Records:

=-=-=

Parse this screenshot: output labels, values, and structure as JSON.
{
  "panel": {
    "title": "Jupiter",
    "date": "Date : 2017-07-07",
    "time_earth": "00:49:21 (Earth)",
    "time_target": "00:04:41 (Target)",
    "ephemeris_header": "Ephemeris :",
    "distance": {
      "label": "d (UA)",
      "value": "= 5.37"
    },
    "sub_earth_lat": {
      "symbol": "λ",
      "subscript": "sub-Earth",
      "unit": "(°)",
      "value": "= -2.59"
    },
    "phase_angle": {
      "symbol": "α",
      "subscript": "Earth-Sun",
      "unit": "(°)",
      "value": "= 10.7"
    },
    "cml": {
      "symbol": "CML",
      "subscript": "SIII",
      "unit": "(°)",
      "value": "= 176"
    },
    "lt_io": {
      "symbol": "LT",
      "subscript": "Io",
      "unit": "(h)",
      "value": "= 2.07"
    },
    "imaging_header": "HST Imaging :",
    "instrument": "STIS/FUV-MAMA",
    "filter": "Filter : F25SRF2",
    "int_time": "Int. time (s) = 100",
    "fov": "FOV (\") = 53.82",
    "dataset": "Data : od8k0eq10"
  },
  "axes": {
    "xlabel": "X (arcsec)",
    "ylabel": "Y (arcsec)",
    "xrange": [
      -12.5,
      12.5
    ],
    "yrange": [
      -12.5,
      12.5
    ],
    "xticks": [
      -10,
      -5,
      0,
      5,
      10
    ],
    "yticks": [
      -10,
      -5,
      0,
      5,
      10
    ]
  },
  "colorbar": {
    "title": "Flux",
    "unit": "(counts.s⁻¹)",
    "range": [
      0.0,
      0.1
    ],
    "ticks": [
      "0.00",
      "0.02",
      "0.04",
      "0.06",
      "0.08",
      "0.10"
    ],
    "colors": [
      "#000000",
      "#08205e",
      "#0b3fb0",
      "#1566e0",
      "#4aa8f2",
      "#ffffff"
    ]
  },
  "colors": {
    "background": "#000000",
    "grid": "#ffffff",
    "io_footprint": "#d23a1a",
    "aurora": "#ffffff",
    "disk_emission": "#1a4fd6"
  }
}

=-=-=

Report how many lines above hold the string "subscript", giving nothing but the number.

4